Can you resume the piece below about the "Juneteenth" episode of "Atlanta," picking up right after its last sentence?

» **Text excerpt**:

# # #

That's nice. That's the way it should be. "Atlanta," in its own way, shows America as it is.
In the "Juneteenth" episode Donald Glover's Earn, an underachieving Ivy-league dropout who throws all of his energy into managing his cousin's rap career, agrees to accompany his ex, Van (Zazie Beetz), to a Juneteenth celebration at the home of a wealthy acquaintance.
Earn also agrees to pretend that he and Van are married, since they're already raising a daughter together, and because they're attending this party with a purpose. The host, Monique (Cassandra Freeman), is a well-connected member of Atlanta's Black elite who can introduce Van to all the right people in order to improve her circumstances and her career prospects. Here's the original trailer for the episode:
But this is no simple, relaxed get-together with people laughing over red velvet cake. The second Earn and Van pull up to a giant multi-story mansion and are greeted at the door by their host, dripping with jewels, you can sense something is off. Monique's bright welcome has a stabbing pointiness behind it. Behind her on a staircase, a Black men's chorus sporting, shall we say, period appropriate clothing, sings dour-sounding spirituals acapella.
But when Monique wonders aloud where her husband is, and down the stairs barrels Monique's other half Craig (Rick Holmes), "Juneteenth" takes off. Craig is white, which isn't noteworthy in and of itself . . . until he opens his mouth.
"HAP-py FREE-dom-DAY!" he effuses Ebonically, shaking his head and punctuating his greeting with the kind of "mmph, mmph, mmph!" that folks use to convey either "this tastes delicious" or "it's a shame that person died." Craig is not there because he got invited to the cookout. It's his house, so he did the inviting.
Craig flops his hand through an approximation of a soul brother shake to welcome Earn, who immediately flees to the open bar. Only it's not really open; when he orders a vodka and cranberry, the irate bartender commands him to select from a list of signature cocktails with names like Juneteenth Juice, Emancipation Eggnog, Plantation Master Poison or Forty Acres and a Moscow Mule.
This is an extremely absurdist, funhouse mirror reflection of Blackness appropriated by whiteness, Juneteenth may a holiday commemorating the end of a people's bondage, but here, with his "Real Housewives of Potomac"-read woman at his side, it might as well be Craig Day.

# # #

» **Entries provided**:

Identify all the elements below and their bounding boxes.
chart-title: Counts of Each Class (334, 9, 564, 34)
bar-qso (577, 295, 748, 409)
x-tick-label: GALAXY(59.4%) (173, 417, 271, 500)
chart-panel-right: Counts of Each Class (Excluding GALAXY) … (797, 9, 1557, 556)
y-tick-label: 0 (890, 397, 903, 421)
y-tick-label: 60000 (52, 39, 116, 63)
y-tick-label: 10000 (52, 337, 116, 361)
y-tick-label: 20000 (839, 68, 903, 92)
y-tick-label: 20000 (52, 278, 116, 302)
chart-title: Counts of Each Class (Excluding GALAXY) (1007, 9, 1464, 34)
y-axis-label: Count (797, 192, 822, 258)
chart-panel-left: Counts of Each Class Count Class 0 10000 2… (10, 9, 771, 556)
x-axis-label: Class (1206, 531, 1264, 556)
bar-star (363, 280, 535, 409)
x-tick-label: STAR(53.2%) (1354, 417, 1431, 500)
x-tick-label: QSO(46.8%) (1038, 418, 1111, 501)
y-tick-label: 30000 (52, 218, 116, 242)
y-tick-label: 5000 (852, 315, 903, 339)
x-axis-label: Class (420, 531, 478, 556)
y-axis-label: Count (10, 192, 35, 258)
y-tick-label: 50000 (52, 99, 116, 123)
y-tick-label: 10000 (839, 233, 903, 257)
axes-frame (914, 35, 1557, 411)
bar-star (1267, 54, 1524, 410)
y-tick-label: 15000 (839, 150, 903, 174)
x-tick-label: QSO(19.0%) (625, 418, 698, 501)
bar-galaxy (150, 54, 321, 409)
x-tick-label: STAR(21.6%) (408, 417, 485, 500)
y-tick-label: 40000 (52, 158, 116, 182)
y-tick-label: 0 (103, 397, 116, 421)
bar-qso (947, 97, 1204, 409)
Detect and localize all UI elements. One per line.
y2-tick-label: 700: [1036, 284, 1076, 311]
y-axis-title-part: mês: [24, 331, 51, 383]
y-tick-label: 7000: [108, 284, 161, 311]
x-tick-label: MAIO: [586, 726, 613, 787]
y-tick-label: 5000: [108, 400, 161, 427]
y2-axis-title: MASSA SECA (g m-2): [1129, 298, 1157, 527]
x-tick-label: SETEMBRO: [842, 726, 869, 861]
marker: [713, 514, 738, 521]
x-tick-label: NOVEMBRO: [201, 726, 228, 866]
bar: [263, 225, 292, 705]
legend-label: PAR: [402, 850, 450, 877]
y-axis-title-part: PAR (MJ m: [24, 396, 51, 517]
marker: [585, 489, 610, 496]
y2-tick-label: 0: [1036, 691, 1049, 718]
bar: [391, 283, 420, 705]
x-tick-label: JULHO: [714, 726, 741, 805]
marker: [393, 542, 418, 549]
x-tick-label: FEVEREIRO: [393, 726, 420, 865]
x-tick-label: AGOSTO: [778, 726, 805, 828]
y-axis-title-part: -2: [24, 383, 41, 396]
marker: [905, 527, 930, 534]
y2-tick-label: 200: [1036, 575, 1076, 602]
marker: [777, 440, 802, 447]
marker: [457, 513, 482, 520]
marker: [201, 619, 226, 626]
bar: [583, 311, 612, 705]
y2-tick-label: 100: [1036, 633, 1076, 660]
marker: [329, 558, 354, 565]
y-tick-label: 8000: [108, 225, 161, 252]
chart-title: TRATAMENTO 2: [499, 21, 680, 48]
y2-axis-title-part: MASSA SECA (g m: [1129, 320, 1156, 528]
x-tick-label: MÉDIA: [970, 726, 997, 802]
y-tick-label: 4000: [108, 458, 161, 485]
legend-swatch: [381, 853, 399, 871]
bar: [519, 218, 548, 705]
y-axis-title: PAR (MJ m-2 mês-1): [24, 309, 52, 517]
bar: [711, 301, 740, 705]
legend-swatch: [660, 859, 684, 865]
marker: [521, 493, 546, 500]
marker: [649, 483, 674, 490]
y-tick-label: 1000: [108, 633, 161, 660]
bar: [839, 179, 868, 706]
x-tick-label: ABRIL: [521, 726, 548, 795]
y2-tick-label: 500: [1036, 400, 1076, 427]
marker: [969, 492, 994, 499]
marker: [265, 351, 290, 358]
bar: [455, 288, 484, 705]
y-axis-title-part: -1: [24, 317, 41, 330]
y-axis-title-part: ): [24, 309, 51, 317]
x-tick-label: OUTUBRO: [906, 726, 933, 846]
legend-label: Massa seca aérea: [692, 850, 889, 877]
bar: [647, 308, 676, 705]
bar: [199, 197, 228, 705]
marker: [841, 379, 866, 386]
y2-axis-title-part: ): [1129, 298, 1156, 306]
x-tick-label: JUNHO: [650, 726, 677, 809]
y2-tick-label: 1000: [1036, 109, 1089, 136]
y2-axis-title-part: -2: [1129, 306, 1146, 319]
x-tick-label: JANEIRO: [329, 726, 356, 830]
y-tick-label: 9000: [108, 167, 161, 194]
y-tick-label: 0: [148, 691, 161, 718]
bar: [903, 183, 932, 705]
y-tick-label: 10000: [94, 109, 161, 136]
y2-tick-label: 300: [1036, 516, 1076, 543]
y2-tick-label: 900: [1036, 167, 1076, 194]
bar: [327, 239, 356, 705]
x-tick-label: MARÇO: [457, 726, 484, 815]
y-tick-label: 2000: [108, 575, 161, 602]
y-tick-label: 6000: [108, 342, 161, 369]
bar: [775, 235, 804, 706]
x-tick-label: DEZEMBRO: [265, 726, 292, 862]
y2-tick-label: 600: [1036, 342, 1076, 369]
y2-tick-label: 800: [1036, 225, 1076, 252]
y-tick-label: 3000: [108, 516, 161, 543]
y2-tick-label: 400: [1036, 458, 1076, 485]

# # #

» **In response**:
Craig has studied Blackness to the point of viewing Black people as a hobby; Monique even says as much. Believe it or not, though, that's less of a problem than Craig's insistence that he knows Black people better than they know themselves. He gloms on to Earn, chastising him for not having made a pilgrimage to "the Motherland" after Earn notices Craig's photos from Africa. Earn asks him if he's an archaeologist in African studies and Craig says no. "I'm an optometrist."
"That nigga told my 95-year-old grandmother she was cooking her collard greens wrong!" Monique tells Van.
"Atlanta"'s dreamy cinematic style lends itself to finding an assortment of metaphors within each plot. In 2016, when the episode first debuted it was simply riotous. Watching it through the lens of this moment, however, "Juneteenth" becomes a parable about compromise.
The example of Monique's relationship with Craig is the concise example; she likes her husband, she says, "but I love my money."
But this is a view that benefits the few and sells out the many, demonstrated in Monique's cavalier treatment of the catering staff as if they are her servants, extras in the background of the theatrical performance on Juneteenth she's staged in her luxurious home.
Van tries to play along – "Do you think that I'm happy that I have to prostitute myself for an opportunity?" she had confided to Earn – but eventually her character work falls away and the only thing she can do is numb herself with whatever poison is in the crystal tumbler she's clutching.
Texas made Juneteenth a state holiday in 1980, with other states following suit in afterward. A concerted push to have it recognized as a national day of observance grew strong enough for a bill to be introduced to the Senate floor in 2020 and would have passed if not for the lone dissent of Wisconsin GOP Sen. Ron Johnson.
However, with those same conservatives on Congress and in state governments working very hard to ensure schools won't accurately teach students about America's reliance on slavery and its role in creating the systemic injustices we're contending with today, one wonders how many people will actually understand the meaning of the day.
There's also the tendency to mark such days of observance with long gazes at Black suffering. National Geographic is premiering "Rise Again: Tulsa and the Red Summer" at 9 p.m. on Friday, June 18, and it's a stalwart and worthy study of a suppressed part of the Black experience in this country.
It's also a strange choice to schedule in proximity to a day that's meant to highlight Black liberation and joy. (One option on that front might be to check out Turner Classic Movies' cinematic celebration of Juneteenth, starting at noon.)
Assuming all of this is presented in a spirit of either ignorance or meaning well, it's also the problem . . . and it also informs the awkward signifying of the many, many Craigs out there in the world.
For all of his cringeworthy bull, Craig is a notch or two better than the person who committed to supporting Black Lives Matter last summer only to abandon it and gripe about "critical race theory" this year.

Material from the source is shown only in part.